### LISTING
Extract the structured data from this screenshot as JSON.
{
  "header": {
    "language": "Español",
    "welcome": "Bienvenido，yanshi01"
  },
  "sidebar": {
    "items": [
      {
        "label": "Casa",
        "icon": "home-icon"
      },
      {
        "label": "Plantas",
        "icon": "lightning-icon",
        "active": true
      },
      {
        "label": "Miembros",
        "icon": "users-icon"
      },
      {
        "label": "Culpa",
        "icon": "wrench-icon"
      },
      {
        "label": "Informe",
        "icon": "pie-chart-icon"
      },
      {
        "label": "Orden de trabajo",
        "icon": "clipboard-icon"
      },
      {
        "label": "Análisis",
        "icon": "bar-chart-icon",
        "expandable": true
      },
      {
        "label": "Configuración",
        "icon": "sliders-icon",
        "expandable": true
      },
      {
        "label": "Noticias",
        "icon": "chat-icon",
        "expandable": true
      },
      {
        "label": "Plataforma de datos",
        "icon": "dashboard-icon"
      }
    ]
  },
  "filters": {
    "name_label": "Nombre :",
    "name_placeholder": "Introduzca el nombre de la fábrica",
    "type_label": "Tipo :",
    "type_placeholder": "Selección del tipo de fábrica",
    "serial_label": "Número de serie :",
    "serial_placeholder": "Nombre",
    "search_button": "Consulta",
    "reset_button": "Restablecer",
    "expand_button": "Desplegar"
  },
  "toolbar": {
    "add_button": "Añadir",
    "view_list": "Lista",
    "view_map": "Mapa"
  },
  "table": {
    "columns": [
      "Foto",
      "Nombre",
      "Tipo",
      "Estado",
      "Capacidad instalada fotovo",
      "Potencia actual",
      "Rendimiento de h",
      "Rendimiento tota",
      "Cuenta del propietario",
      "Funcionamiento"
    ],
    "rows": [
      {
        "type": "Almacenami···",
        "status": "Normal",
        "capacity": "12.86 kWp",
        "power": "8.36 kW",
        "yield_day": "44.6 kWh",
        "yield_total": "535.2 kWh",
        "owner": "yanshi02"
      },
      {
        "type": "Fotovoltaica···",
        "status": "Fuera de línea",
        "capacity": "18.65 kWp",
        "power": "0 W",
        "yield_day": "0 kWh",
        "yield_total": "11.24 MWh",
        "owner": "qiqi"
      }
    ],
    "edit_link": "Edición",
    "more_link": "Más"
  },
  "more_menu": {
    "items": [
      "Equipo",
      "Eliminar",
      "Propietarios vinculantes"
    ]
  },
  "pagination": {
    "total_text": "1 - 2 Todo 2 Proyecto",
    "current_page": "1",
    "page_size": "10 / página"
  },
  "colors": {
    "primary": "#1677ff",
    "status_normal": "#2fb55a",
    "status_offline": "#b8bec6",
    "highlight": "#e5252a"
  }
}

### STATED PROBLEM
Of the lines in the records, determine how many contain the word "capacity", and report that number alone.

### ANSWER TO THIS TASK
2